··· DATA ROWS ···

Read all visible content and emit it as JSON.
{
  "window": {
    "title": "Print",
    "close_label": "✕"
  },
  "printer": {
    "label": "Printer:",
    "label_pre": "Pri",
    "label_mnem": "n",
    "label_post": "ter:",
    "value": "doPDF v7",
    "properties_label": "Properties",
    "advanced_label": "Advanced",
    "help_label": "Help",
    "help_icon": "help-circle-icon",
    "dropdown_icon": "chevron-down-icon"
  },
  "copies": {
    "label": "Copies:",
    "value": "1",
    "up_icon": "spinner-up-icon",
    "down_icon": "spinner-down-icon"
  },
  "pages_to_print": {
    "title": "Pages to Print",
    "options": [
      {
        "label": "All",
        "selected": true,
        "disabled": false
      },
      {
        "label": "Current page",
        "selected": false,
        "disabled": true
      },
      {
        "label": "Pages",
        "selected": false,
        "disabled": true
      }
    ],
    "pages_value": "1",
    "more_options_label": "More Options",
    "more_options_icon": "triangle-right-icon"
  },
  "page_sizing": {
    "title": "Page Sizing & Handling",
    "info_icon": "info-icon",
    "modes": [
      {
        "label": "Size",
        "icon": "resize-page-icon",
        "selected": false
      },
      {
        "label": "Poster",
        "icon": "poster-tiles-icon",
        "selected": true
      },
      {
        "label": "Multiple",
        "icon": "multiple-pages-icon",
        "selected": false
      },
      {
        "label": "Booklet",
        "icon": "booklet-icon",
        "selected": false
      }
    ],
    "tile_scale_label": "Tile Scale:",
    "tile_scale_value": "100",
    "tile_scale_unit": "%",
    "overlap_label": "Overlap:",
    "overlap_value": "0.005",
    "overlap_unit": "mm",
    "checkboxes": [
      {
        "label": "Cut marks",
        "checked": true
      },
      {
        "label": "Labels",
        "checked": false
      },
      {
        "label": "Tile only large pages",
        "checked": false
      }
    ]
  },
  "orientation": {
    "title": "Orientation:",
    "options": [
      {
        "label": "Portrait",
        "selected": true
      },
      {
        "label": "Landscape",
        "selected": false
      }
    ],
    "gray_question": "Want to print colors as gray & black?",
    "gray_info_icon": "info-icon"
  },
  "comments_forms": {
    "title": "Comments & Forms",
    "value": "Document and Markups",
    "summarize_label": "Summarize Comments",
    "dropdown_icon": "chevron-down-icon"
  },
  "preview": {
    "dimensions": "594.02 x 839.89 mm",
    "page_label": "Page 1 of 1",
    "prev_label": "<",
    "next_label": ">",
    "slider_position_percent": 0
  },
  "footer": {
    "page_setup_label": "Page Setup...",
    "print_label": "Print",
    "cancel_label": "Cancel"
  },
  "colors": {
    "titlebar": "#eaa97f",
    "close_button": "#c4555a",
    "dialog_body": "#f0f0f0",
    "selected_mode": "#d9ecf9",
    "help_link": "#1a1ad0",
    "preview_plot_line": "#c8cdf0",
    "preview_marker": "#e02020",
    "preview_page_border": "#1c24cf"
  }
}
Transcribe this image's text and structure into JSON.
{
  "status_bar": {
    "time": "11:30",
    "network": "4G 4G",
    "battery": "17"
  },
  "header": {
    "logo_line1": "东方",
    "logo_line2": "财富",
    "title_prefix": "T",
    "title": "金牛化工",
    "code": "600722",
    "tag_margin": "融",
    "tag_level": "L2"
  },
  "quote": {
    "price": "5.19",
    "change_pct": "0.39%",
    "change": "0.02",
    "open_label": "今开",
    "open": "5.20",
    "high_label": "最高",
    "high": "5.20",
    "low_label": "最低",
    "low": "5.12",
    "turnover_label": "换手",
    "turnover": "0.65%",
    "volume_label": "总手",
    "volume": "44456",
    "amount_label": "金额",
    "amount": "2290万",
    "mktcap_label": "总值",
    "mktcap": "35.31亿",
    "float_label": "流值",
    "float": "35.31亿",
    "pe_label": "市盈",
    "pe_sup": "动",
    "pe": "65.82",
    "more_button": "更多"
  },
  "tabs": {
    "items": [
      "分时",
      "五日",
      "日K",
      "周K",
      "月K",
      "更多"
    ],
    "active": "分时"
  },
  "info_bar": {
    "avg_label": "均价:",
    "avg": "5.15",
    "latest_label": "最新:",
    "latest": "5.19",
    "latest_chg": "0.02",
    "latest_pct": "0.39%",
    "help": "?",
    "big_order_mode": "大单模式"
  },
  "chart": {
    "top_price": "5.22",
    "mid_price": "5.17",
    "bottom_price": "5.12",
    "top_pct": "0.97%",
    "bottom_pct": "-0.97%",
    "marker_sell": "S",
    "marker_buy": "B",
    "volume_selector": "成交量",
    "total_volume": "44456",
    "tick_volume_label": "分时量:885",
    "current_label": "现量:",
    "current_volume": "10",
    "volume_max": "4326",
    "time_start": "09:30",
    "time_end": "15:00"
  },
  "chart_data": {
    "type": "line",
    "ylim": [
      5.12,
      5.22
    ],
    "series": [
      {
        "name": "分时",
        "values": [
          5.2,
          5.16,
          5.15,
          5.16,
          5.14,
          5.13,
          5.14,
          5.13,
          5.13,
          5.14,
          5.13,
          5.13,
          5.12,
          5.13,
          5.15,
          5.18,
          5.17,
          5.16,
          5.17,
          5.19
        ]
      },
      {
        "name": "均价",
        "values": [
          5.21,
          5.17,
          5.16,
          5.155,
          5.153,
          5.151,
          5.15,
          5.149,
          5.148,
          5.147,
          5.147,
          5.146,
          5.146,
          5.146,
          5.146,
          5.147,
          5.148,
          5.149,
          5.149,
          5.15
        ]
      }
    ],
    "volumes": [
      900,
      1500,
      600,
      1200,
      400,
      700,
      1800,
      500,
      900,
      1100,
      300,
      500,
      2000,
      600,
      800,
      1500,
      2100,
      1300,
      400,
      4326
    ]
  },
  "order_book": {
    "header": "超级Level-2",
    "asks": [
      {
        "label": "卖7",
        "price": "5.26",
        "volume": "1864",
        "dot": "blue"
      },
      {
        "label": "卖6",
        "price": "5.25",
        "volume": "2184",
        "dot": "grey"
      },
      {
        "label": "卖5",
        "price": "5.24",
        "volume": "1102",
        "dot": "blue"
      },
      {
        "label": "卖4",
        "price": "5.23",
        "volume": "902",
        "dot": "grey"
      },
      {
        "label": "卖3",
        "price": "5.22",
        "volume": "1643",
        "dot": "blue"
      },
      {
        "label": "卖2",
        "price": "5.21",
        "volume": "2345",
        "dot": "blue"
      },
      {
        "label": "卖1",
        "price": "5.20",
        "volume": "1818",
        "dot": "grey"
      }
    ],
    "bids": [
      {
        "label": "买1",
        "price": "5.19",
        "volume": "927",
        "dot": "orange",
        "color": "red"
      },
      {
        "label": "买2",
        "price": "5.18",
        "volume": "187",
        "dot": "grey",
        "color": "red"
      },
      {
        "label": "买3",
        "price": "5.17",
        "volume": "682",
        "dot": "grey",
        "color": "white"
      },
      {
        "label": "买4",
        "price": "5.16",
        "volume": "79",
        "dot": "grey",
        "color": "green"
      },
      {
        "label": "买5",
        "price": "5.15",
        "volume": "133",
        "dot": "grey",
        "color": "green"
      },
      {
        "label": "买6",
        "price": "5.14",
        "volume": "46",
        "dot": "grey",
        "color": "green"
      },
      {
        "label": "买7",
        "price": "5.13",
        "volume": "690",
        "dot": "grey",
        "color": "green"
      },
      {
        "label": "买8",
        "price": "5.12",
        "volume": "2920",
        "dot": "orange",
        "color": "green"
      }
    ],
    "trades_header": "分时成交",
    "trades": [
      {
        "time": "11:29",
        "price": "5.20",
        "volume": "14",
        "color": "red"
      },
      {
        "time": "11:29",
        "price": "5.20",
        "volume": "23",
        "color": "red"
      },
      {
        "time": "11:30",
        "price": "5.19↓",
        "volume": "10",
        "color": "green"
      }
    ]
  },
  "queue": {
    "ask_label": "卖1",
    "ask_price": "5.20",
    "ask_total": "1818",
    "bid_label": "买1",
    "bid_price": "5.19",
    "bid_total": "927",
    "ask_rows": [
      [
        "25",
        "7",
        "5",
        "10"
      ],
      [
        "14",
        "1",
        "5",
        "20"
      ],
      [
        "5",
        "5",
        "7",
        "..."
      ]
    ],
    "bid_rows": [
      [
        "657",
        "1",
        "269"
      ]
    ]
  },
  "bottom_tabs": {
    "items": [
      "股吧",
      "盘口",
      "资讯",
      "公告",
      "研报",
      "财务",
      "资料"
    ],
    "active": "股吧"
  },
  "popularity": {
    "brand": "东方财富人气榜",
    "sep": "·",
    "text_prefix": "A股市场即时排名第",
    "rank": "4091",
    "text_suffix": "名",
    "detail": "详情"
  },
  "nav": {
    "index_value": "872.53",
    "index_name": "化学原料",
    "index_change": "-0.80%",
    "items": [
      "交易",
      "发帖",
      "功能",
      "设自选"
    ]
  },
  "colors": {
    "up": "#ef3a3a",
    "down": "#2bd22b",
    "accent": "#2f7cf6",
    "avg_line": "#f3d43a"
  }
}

···

[WHAT THE TASK REQUIRES]
Track down every line of the material containing the string "icon", and copy it.

[TASK ANSWER]
    "help_icon": "help-circle-icon",
    "dropdown_icon": "chevron-down-icon"
    "up_icon": "spinner-up-icon",
    "down_icon": "spinner-down-icon"
    "more_options_icon": "triangle-right-icon"
    "info_icon": "info-icon",
        "icon": "resize-page-icon",
        "icon": "poster-tiles-icon",
        "icon": "multiple-pages-icon",
        "icon": "booklet-icon",
    "gray_info_icon": "info-icon"
    "dropdown_icon": "chevron-down-icon"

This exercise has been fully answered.